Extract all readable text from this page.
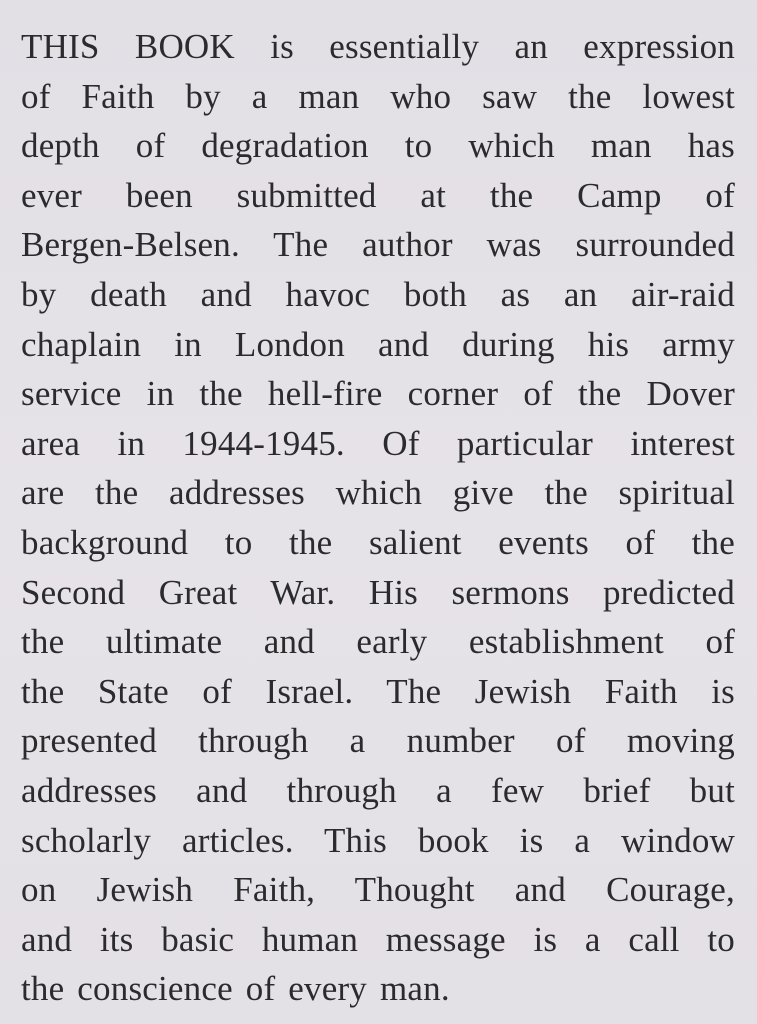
THIS BOOK is essentially an expression
of Faith by a man who saw the lowest
depth of degradation to which man has
ever been submitted at the Camp of
Bergen-Belsen. The author was surrounded
by death and havoc both as an air-raid
chaplain in London and during his army
service in the hell-fire corner of the Dover
area in 1944-1945. Of particular interest
are the addresses which give the spiritual
background to the salient events of the
Second Great War. His sermons predicted
the ultimate and early establishment of
the State of Israel. The Jewish Faith is
presented through a number of moving
addresses and through a few brief but
scholarly articles. This book is a window
on Jewish Faith, Thought and Courage,
and its basic human message is a call to
the conscience of every man.
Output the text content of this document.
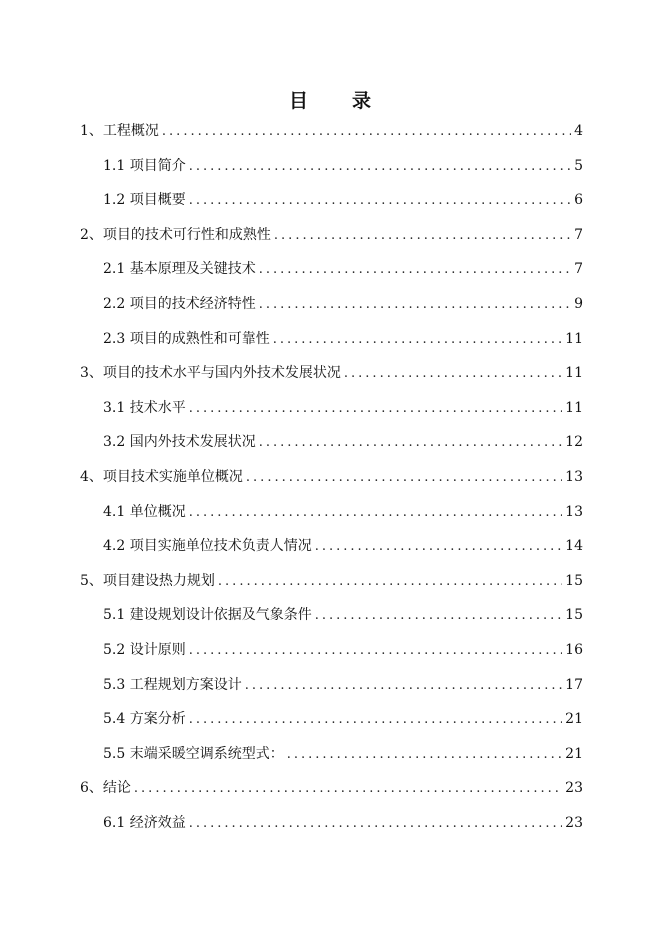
目　　录
1、工程概况 .....	4
1.1 项目简介 .....	5
1.2 项目概要 .....	6
2、项目的技术可行性和成熟性 .....	7
2.1 基本原理及关键技术 .....	7
2.2 项目的技术经济特性 .....	9
2.3 项目的成熟性和可靠性 .....	11
3、项目的技术水平与国内外技术发展状况 .....	11
3.1 技术水平 .....	11
3.2 国内外技术发展状况 .....	12
4、项目技术实施单位概况 .....	13
4.1 单位概况 .....	13
4.2 项目实施单位技术负责人情况 .....	14
5、项目建设热力规划 .....	15
5.1 建设规划设计依据及气象条件 .....	15
5.2 设计原则 .....	16
5.3 工程规划方案设计 .....	17
5.4 方案分析 .....	21
5.5 末端采暖空调系统型式： .....	21
6、结论 .....	23
6.1 经济效益 .....	23
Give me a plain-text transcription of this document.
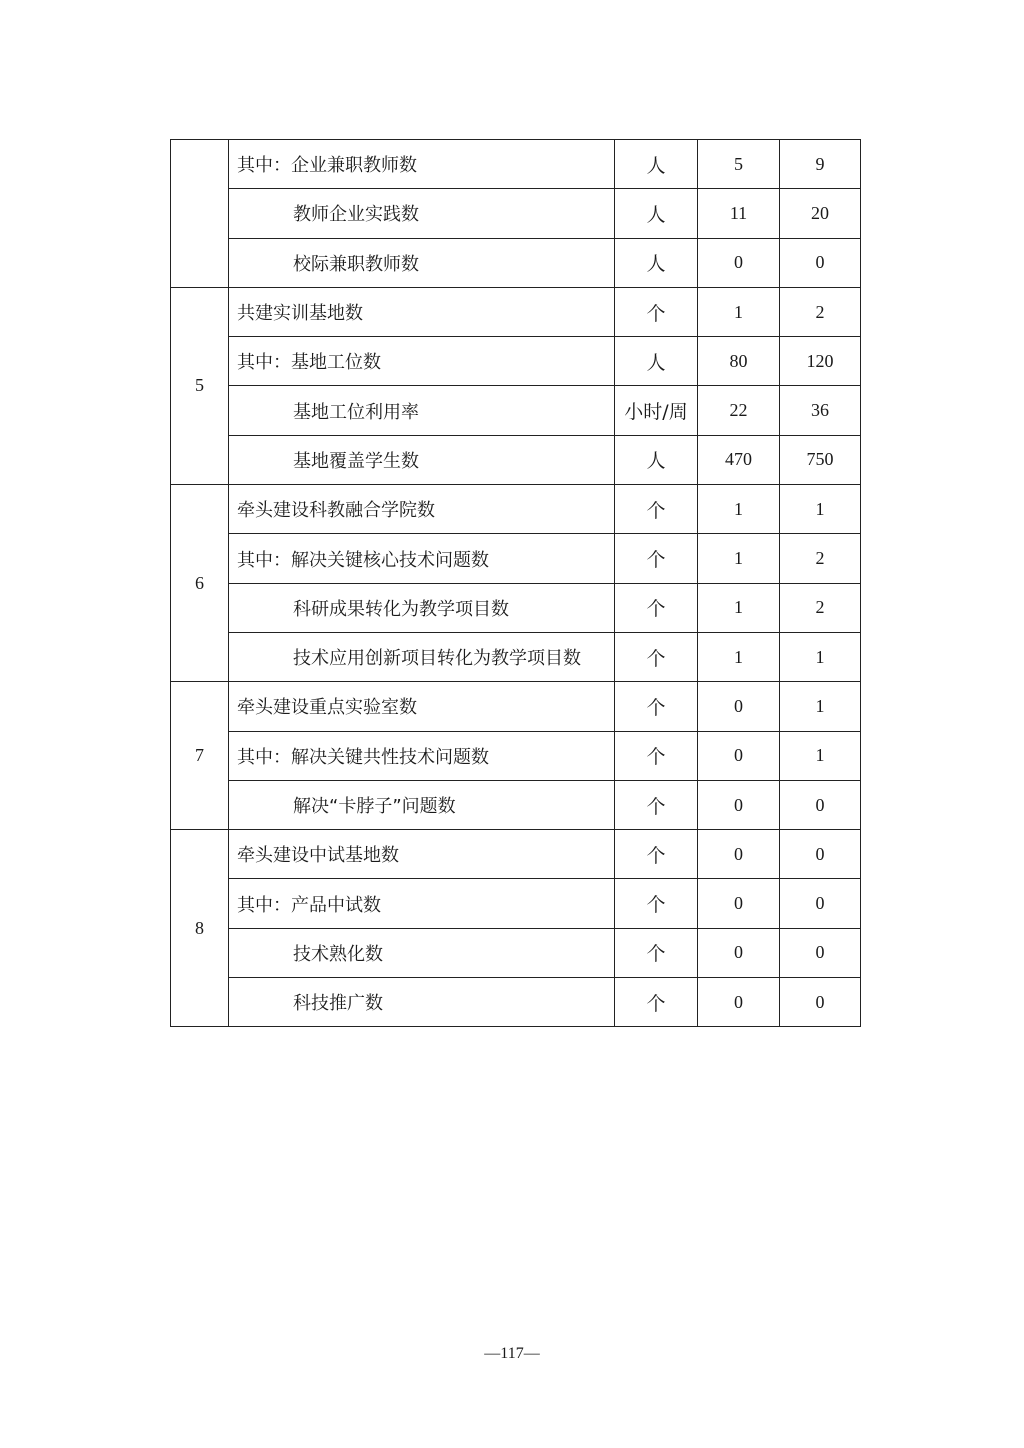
	其中：企业兼职教师数	人	5	9
	教师企业实践数	人	11	20
	校际兼职教师数	人	0	0
5	共建实训基地数	个	1	2
	其中：基地工位数	人	80	120
	基地工位利用率	小时/周	22	36
	基地覆盖学生数	人	470	750
6	牵头建设科教融合学院数	个	1	1
	其中：解决关键核心技术问题数	个	1	2
	科研成果转化为教学项目数	个	1	2
	技术应用创新项目转化为教学项目数	个	1	1
7	牵头建设重点实验室数	个	0	1
	其中：解决关键共性技术问题数	个	0	1
	解决“卡脖子”问题数	个	0	0
8	牵头建设中试基地数	个	0	0
	其中：产品中试数	个	0	0
	技术熟化数	个	0	0
	科技推广数	个	0	0
—117—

▬▬▬

EXERCISE DETAILS -
Output the entries above exactly, without their pictures.

ANSWER -
Extract all readable text from this page.
THIS BOOK is essentially an expression
of Faith by a man who saw the lowest
depth of degradation to which man has
ever been submitted at the Camp of
Bergen-Belsen. The author was surrounded
by death and havoc both as an air-raid
chaplain in London and during his army
service in the hell-fire corner of the Dover
area in 1944-1945. Of particular interest
are the addresses which give the spiritual
background to the salient events of the
Second Great War. His sermons predicted
the ultimate and early establishment of
the State of Israel. The Jewish Faith is
presented through a number of moving
addresses and through a few brief but
scholarly articles. This book is a window
on Jewish Faith, Thought and Courage,
and its basic human message is a call to
the conscience of every man.
Output the text content of this document.
目　　录
1、工程概况 .....	4
1.1 项目简介 .....	5
1.2 项目概要 .....	6
2、项目的技术可行性和成熟性 .....	7
2.1 基本原理及关键技术 .....	7
2.2 项目的技术经济特性 .....	9
2.3 项目的成熟性和可靠性 .....	11
3、项目的技术水平与国内外技术发展状况 .....	11
3.1 技术水平 .....	11
3.2 国内外技术发展状况 .....	12
4、项目技术实施单位概况 .....	13
4.1 单位概况 .....	13
4.2 项目实施单位技术负责人情况 .....	14
5、项目建设热力规划 .....	15
5.1 建设规划设计依据及气象条件 .....	15
5.2 设计原则 .....	16
5.3 工程规划方案设计 .....	17
5.4 方案分析 .....	21
5.5 末端采暖空调系统型式： .....	21
6、结论 .....	23
6.1 经济效益 .....	23
Give me a plain-text transcription of this document.
	其中：企业兼职教师数	人	5	9
	教师企业实践数	人	11	20
	校际兼职教师数	人	0	0
5	共建实训基地数	个	1	2
	其中：基地工位数	人	80	120
	基地工位利用率	小时/周	22	36
	基地覆盖学生数	人	470	750
6	牵头建设科教融合学院数	个	1	1
	其中：解决关键核心技术问题数	个	1	2
	科研成果转化为教学项目数	个	1	2
	技术应用创新项目转化为教学项目数	个	1	1
7	牵头建设重点实验室数	个	0	1
	其中：解决关键共性技术问题数	个	0	1
	解决“卡脖子”问题数	个	0	0
8	牵头建设中试基地数	个	0	0
	其中：产品中试数	个	0	0
	技术熟化数	个	0	0
	科技推广数	个	0	0
—117—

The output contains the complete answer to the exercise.